PROBLEM DESCRIPTION = All of the data needs to be repeated exactly.
── INPUT MATERIAL
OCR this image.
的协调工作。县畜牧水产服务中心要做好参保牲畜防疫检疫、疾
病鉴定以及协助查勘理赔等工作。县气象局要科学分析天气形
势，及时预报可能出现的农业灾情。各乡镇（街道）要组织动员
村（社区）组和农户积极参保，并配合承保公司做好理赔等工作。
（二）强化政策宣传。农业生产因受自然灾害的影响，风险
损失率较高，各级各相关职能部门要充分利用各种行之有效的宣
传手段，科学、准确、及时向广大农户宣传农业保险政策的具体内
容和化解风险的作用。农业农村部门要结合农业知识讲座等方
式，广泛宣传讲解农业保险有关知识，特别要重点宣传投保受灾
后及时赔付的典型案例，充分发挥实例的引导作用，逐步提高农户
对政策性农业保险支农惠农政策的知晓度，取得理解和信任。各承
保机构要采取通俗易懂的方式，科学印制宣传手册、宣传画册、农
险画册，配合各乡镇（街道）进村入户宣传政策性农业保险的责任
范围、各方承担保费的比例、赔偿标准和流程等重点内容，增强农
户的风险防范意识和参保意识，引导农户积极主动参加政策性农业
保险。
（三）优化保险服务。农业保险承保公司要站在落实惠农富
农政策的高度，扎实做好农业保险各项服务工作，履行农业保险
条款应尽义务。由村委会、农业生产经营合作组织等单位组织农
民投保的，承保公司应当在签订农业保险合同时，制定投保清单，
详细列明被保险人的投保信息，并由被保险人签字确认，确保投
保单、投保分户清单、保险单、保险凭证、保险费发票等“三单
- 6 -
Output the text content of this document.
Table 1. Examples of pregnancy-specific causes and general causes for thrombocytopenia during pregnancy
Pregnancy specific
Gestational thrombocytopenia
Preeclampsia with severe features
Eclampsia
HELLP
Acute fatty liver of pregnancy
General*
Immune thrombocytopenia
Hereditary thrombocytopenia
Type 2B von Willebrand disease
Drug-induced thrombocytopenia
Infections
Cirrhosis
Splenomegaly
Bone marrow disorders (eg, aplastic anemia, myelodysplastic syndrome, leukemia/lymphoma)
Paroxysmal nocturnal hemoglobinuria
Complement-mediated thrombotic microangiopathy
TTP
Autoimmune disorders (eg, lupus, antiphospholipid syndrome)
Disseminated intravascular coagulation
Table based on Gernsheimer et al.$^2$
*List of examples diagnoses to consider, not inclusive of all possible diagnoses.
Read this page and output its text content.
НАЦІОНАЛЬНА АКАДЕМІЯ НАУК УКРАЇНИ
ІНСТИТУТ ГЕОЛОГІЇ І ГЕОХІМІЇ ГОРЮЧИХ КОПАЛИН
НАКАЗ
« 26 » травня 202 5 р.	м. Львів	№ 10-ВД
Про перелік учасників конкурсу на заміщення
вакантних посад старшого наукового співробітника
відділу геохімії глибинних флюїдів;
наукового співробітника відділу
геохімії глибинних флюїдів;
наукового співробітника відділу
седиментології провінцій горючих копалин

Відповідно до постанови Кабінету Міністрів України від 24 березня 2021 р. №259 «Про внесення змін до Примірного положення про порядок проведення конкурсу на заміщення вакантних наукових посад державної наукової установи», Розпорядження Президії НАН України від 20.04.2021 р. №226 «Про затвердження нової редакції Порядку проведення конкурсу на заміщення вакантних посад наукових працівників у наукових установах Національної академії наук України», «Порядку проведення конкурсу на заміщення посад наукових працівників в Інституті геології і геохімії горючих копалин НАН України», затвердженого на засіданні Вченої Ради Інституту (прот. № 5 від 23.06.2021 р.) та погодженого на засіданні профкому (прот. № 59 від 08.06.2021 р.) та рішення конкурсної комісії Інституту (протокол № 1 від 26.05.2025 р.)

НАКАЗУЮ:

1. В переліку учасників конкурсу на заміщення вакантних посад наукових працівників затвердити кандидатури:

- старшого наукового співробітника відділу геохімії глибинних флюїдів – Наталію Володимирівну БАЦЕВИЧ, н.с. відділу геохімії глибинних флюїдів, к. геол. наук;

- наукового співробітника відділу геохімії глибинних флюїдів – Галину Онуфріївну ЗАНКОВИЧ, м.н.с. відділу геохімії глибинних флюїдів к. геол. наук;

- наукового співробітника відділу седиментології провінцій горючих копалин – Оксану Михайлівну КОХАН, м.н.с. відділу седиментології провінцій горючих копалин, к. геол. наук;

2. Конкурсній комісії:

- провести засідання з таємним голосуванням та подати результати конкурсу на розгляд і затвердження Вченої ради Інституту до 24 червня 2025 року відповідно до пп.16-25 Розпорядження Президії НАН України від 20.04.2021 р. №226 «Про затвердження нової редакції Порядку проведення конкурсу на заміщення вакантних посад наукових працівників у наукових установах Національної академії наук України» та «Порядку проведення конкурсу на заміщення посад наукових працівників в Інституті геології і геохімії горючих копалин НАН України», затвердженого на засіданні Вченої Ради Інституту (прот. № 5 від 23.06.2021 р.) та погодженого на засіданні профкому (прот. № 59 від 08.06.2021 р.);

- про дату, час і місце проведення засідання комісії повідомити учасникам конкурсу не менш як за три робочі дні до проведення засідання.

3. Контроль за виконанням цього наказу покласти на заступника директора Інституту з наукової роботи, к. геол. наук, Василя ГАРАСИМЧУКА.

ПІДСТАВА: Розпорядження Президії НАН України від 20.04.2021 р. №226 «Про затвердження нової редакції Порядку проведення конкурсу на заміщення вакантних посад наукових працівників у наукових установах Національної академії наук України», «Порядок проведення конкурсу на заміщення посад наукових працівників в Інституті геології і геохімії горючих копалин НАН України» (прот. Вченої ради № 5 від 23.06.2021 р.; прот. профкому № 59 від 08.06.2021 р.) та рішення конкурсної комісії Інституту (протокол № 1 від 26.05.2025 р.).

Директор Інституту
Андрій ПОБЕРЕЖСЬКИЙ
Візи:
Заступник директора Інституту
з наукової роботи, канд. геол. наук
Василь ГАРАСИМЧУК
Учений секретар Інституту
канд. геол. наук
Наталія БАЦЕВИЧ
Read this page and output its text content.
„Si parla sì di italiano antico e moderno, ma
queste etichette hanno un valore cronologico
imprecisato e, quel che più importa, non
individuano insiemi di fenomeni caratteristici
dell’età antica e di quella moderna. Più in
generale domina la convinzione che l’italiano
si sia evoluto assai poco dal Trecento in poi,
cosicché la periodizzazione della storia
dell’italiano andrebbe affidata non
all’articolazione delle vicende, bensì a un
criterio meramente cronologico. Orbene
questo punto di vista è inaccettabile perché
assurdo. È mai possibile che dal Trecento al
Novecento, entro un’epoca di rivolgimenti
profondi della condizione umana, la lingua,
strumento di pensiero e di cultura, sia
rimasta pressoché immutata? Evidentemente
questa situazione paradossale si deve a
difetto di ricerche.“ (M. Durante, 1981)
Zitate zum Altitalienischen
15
────
COMPLETE RESPONSE =
OCR this image.
的协调工作。县畜牧水产服务中心要做好参保牲畜防疫检疫、疾
病鉴定以及协助查勘理赔等工作。县气象局要科学分析天气形
势，及时预报可能出现的农业灾情。各乡镇（街道）要组织动员
村（社区）组和农户积极参保，并配合承保公司做好理赔等工作。
（二）强化政策宣传。农业生产因受自然灾害的影响，风险
损失率较高，各级各相关职能部门要充分利用各种行之有效的宣
传手段，科学、准确、及时向广大农户宣传农业保险政策的具体内
容和化解风险的作用。农业农村部门要结合农业知识讲座等方
式，广泛宣传讲解农业保险有关知识，特别要重点宣传投保受灾
后及时赔付的典型案例，充分发挥实例的引导作用，逐步提高农户
对政策性农业保险支农惠农政策的知晓度，取得理解和信任。各承
保机构要采取通俗易懂的方式，科学印制宣传手册、宣传画册、农
险画册，配合各乡镇（街道）进村入户宣传政策性农业保险的责任
范围、各方承担保费的比例、赔偿标准和流程等重点内容，增强农
户的风险防范意识和参保意识，引导农户积极主动参加政策性农业
保险。
（三）优化保险服务。农业保险承保公司要站在落实惠农富
农政策的高度，扎实做好农业保险各项服务工作，履行农业保险
条款应尽义务。由村委会、农业生产经营合作组织等单位组织农
民投保的，承保公司应当在签订农业保险合同时，制定投保清单，
详细列明被保险人的投保信息，并由被保险人签字确认，确保投
保单、投保分户清单、保险单、保险凭证、保险费发票等“三单
- 6 -
Output the text content of this document.
Table 1. Examples of pregnancy-specific causes and general causes for thrombocytopenia during pregnancy
Pregnancy specific
Gestational thrombocytopenia
Preeclampsia with severe features
Eclampsia
HELLP
Acute fatty liver of pregnancy
General*
Immune thrombocytopenia
Hereditary thrombocytopenia
Type 2B von Willebrand disease
Drug-induced thrombocytopenia
Infections
Cirrhosis
Splenomegaly
Bone marrow disorders (eg, aplastic anemia, myelodysplastic syndrome, leukemia/lymphoma)
Paroxysmal nocturnal hemoglobinuria
Complement-mediated thrombotic microangiopathy
TTP
Autoimmune disorders (eg, lupus, antiphospholipid syndrome)
Disseminated intravascular coagulation
Table based on Gernsheimer et al.$^2$
*List of examples diagnoses to consider, not inclusive of all possible diagnoses.
Read this page and output its text content.
НАЦІОНАЛЬНА АКАДЕМІЯ НАУК УКРАЇНИ
ІНСТИТУТ ГЕОЛОГІЇ І ГЕОХІМІЇ ГОРЮЧИХ КОПАЛИН
НАКАЗ
« 26 » травня 202 5 р.	м. Львів	№ 10-ВД
Про перелік учасників конкурсу на заміщення
вакантних посад старшого наукового співробітника
відділу геохімії глибинних флюїдів;
наукового співробітника відділу
геохімії глибинних флюїдів;
наукового співробітника відділу
седиментології провінцій горючих копалин

Відповідно до постанови Кабінету Міністрів України від 24 березня 2021 р. №259 «Про внесення змін до Примірного положення про порядок проведення конкурсу на заміщення вакантних наукових посад державної наукової установи», Розпорядження Президії НАН України від 20.04.2021 р. №226 «Про затвердження нової редакції Порядку проведення конкурсу на заміщення вакантних посад наукових працівників у наукових установах Національної академії наук України», «Порядку проведення конкурсу на заміщення посад наукових працівників в Інституті геології і геохімії горючих копалин НАН України», затвердженого на засіданні Вченої Ради Інституту (прот. № 5 від 23.06.2021 р.) та погодженого на засіданні профкому (прот. № 59 від 08.06.2021 р.) та рішення конкурсної комісії Інституту (протокол № 1 від 26.05.2025 р.)

НАКАЗУЮ:

1. В переліку учасників конкурсу на заміщення вакантних посад наукових працівників затвердити кандидатури:

- старшого наукового співробітника відділу геохімії глибинних флюїдів – Наталію Володимирівну БАЦЕВИЧ, н.с. відділу геохімії глибинних флюїдів, к. геол. наук;

- наукового співробітника відділу геохімії глибинних флюїдів – Галину Онуфріївну ЗАНКОВИЧ, м.н.с. відділу геохімії глибинних флюїдів к. геол. наук;

- наукового співробітника відділу седиментології провінцій горючих копалин – Оксану Михайлівну КОХАН, м.н.с. відділу седиментології провінцій горючих копалин, к. геол. наук;

2. Конкурсній комісії:

- провести засідання з таємним голосуванням та подати результати конкурсу на розгляд і затвердження Вченої ради Інституту до 24 червня 2025 року відповідно до пп.16-25 Розпорядження Президії НАН України від 20.04.2021 р. №226 «Про затвердження нової редакції Порядку проведення конкурсу на заміщення вакантних посад наукових працівників у наукових установах Національної академії наук України» та «Порядку проведення конкурсу на заміщення посад наукових працівників в Інституті геології і геохімії горючих копалин НАН України», затвердженого на засіданні Вченої Ради Інституту (прот. № 5 від 23.06.2021 р.) та погодженого на засіданні профкому (прот. № 59 від 08.06.2021 р.);

- про дату, час і місце проведення засідання комісії повідомити учасникам конкурсу не менш як за три робочі дні до проведення засідання.

3. Контроль за виконанням цього наказу покласти на заступника директора Інституту з наукової роботи, к. геол. наук, Василя ГАРАСИМЧУКА.

ПІДСТАВА: Розпорядження Президії НАН України від 20.04.2021 р. №226 «Про затвердження нової редакції Порядку проведення конкурсу на заміщення вакантних посад наукових працівників у наукових установах Національної академії наук України», «Порядок проведення конкурсу на заміщення посад наукових працівників в Інституті геології і геохімії горючих копалин НАН України» (прот. Вченої ради № 5 від 23.06.2021 р.; прот. профкому № 59 від 08.06.2021 р.) та рішення конкурсної комісії Інституту (протокол № 1 від 26.05.2025 р.).

Директор Інституту
Андрій ПОБЕРЕЖСЬКИЙ
Візи:
Заступник директора Інституту
з наукової роботи, канд. геол. наук
Василь ГАРАСИМЧУК
Учений секретар Інституту
канд. геол. наук
Наталія БАЦЕВИЧ
Read this page and output its text content.
„Si parla sì di italiano antico e moderno, ma
queste etichette hanno un valore cronologico
imprecisato e, quel che più importa, non
individuano insiemi di fenomeni caratteristici
dell’età antica e di quella moderna. Più in
generale domina la convinzione che l’italiano
si sia evoluto assai poco dal Trecento in poi,
cosicché la periodizzazione della storia
dell’italiano andrebbe affidata non
all’articolazione delle vicende, bensì a un
criterio meramente cronologico. Orbene
questo punto di vista è inaccettabile perché
assurdo. È mai possibile che dal Trecento al
Novecento, entro un’epoca di rivolgimenti
profondi della condizione umana, la lingua,
strumento di pensiero e di cultura, sia
rimasta pressoché immutata? Evidentemente
questa situazione paradossale si deve a
difetto di ricerche.“ (M. Durante, 1981)
Zitate zum Altitalienischen
15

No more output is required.